* **STATED EXERCISE**:
Using the excerpt on claircore drivers, explain why fetching and parsing are split into separate steps. Answer in one to three sentences.
======== SOURCE DOCUMENT
A Fingerprint is provided so the implementation can determine if the security database needs to be fetched.
For example the Fingerprint maybe a sha-256 hash of the contents.
See source for mode details.

type Parser interface {
	Parse(ctx context.Context, contents io.ReadCloser) ([]*claircore.Vulnerability, error)
}

The reason we split fetching and parsing is to easily support offline modes of operation.
A parser can be provided any io.ReadCloser allowing for simple scripts to be implemented for on demand parsing and indexing of CVE data.
In order to run your updater on an interval and as part of the claircore runtime you must implement both methods.

Matcher

claircore/libvuln/driver/Matcher

type Matcher interface {
	Name() string
	Filter(record *claircore.IndexRecord) bool
	Query() []MatchConstraint
	Vulnerable(record *claircore.IndexRecord, vuln *claircore.Vulnerability) bool
}

A Matcher implementation is responsible for telling ClairCore which packages to query via the Filter method, how to query the security advisory database via the Query method and whether the discovered Vulnerability from the security advisory database affects the provided package via the Vulnerable method.
================
======== DATASET RECORDS
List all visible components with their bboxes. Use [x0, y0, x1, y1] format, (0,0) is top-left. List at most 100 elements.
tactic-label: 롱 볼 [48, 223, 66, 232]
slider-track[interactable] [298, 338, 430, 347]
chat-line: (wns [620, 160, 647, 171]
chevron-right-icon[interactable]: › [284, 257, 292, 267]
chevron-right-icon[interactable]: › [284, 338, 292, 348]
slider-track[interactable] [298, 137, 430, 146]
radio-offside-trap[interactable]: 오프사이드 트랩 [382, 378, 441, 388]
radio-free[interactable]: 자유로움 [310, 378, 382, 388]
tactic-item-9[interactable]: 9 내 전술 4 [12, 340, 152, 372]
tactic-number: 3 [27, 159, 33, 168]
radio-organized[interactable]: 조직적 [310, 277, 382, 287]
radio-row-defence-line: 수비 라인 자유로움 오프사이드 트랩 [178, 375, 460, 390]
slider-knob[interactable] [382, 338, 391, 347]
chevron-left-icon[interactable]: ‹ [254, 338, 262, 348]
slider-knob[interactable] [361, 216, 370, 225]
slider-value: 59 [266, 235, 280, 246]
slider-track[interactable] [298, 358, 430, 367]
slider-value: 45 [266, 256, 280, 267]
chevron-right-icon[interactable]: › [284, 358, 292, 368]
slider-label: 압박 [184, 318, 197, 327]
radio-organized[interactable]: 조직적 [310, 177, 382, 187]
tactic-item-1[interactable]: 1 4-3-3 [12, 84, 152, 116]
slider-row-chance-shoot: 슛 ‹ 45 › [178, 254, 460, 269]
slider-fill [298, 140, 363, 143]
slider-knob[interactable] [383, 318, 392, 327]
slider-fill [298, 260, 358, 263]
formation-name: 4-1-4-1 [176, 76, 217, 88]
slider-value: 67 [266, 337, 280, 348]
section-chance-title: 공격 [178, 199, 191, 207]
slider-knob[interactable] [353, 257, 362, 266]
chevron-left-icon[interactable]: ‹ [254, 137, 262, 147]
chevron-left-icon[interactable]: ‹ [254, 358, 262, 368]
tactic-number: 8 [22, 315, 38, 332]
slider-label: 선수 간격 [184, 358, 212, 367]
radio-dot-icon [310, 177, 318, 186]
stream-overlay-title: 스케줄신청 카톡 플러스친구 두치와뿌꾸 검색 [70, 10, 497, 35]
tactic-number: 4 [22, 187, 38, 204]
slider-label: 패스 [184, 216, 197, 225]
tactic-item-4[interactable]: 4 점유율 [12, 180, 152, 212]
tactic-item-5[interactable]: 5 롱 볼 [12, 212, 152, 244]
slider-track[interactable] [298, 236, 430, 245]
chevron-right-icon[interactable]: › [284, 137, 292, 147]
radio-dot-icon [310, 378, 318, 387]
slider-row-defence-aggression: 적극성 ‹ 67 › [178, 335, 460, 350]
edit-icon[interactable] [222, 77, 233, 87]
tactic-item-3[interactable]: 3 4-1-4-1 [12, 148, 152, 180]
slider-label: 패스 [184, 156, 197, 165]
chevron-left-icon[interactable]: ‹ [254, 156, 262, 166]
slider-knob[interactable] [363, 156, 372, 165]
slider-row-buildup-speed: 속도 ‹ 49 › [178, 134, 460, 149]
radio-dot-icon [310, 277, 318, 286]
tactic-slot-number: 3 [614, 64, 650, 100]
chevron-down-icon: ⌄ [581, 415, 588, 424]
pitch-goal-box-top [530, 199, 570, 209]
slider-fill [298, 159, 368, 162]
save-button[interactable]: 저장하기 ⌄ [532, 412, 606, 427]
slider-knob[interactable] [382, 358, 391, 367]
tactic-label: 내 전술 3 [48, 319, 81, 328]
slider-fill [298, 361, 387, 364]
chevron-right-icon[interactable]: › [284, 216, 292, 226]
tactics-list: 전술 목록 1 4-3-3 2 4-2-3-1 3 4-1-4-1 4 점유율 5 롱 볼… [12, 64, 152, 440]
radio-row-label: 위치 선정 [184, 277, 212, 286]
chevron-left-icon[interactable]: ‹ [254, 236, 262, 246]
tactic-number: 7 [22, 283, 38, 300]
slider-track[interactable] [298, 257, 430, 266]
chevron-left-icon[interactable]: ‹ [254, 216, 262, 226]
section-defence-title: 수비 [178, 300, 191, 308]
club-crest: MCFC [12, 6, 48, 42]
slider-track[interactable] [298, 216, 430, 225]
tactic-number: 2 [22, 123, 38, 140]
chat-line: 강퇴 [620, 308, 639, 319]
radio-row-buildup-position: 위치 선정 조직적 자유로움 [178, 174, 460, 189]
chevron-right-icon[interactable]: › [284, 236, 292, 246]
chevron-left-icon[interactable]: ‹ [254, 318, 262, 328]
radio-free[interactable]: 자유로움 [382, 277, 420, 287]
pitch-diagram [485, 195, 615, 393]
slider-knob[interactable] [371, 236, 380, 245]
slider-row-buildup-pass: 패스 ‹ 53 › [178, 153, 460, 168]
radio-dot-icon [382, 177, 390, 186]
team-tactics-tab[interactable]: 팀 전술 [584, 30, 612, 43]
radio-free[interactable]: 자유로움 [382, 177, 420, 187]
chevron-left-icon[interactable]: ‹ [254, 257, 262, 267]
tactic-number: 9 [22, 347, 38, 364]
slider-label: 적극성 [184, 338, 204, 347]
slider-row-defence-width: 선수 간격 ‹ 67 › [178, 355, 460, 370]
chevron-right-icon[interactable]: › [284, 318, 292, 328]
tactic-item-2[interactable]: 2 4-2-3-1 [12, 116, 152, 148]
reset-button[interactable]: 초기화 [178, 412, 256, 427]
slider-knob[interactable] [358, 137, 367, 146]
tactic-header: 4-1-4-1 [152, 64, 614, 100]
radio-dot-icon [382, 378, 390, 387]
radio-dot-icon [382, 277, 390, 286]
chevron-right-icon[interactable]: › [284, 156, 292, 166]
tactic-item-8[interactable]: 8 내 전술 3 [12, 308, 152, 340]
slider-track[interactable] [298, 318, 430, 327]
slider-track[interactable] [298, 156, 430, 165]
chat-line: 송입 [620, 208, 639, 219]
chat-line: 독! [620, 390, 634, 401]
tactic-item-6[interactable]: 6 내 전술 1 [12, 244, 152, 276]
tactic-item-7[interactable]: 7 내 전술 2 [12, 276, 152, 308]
================
* **WRITTEN ANSWER**:
Fetching and parsing are split so that offline modes of operation are easy to support. Because a parser can take any io.ReadCloser, simple scripts can parse and index CVE data on demand.